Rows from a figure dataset
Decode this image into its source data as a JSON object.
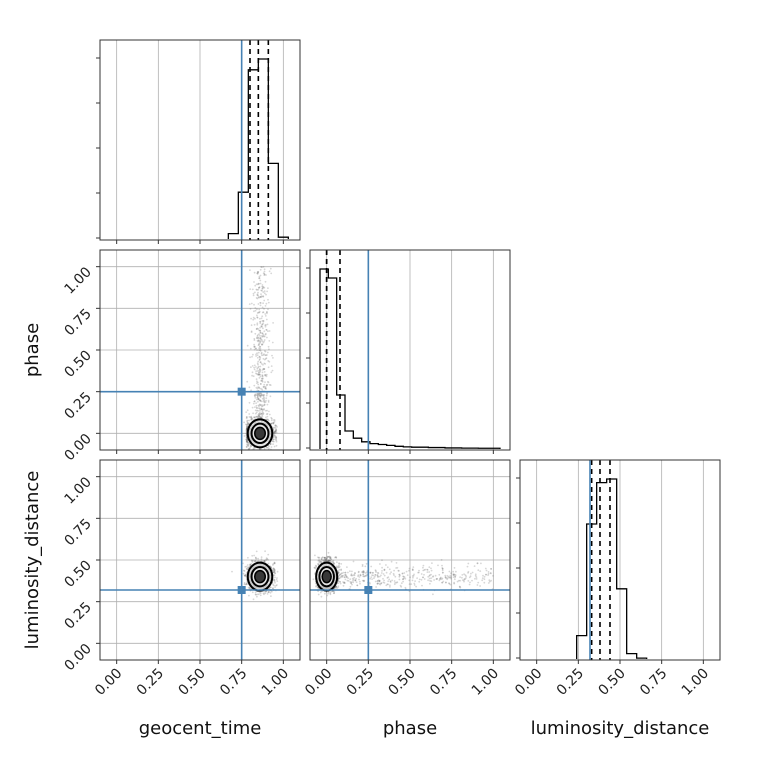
{
  "chart_data": {
    "type": "corner",
    "parameters": [
      "geocent_time",
      "phase",
      "luminosity_distance"
    ],
    "axis_range": [
      -0.1,
      1.1
    ],
    "tick_labels": [
      "0.00",
      "0.25",
      "0.50",
      "0.75",
      "1.00"
    ],
    "grid": true,
    "colors": {
      "truth": "#4682b4",
      "hist": "#000000",
      "points": "#6e6e6e"
    },
    "truths": {
      "geocent_time": 0.75,
      "phase": 0.25,
      "luminosity_distance": 0.32
    },
    "quantile_lines": {
      "geocent_time": [
        0.8,
        0.85,
        0.91
      ],
      "phase": [
        0.0,
        0.0,
        0.08
      ],
      "luminosity_distance": [
        0.33,
        0.38,
        0.44
      ]
    },
    "histograms": {
      "geocent_time": {
        "bin_edges": [
          0.67,
          0.73,
          0.79,
          0.85,
          0.91,
          0.97,
          1.03
        ],
        "heights": [
          0.03,
          0.26,
          0.94,
          1.0,
          0.42,
          0.01
        ]
      },
      "phase": {
        "bin_edges": [
          -0.04,
          0.01,
          0.06,
          0.11,
          0.16,
          0.21,
          0.26,
          0.31,
          0.36,
          0.41,
          0.46,
          0.51,
          0.56,
          0.61,
          0.66,
          0.71,
          0.76,
          0.81,
          0.86,
          0.91,
          0.96,
          1.01,
          1.04
        ],
        "heights": [
          1.0,
          0.95,
          0.3,
          0.1,
          0.06,
          0.04,
          0.03,
          0.025,
          0.02,
          0.015,
          0.012,
          0.01,
          0.01,
          0.008,
          0.008,
          0.006,
          0.006,
          0.005,
          0.005,
          0.004,
          0.004,
          0.004
        ]
      },
      "luminosity_distance": {
        "bin_edges": [
          0.24,
          0.3,
          0.36,
          0.42,
          0.48,
          0.54,
          0.6,
          0.66
        ],
        "heights": [
          0.13,
          0.75,
          0.98,
          1.0,
          0.39,
          0.03,
          0.005
        ]
      }
    },
    "scatter_summary": [
      {
        "x": "geocent_time",
        "y": "phase",
        "core": [
          0.86,
          0.0
        ],
        "spread": [
          0.035,
          0.04
        ],
        "tail_x_range": [
          0.78,
          0.96
        ],
        "tail_y_range": [
          0.0,
          1.0
        ]
      },
      {
        "x": "geocent_time",
        "y": "luminosity_distance",
        "core": [
          0.86,
          0.4
        ],
        "spread": [
          0.035,
          0.04
        ]
      },
      {
        "x": "phase",
        "y": "luminosity_distance",
        "core": [
          0.0,
          0.4
        ],
        "spread": [
          0.03,
          0.04
        ],
        "tail_x_range": [
          0.0,
          1.0
        ],
        "tail_y_range": [
          0.33,
          0.52
        ]
      }
    ]
  }
}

◆ **TASK PROMPT**
Which lines contain the word "phase"? Return each of them.

◆ **EXPECTED ANSWER**
      "phase",
      "phase": 0.25,
      "phase": [
      "phase": {
        "y": "phase",
        "x": "phase",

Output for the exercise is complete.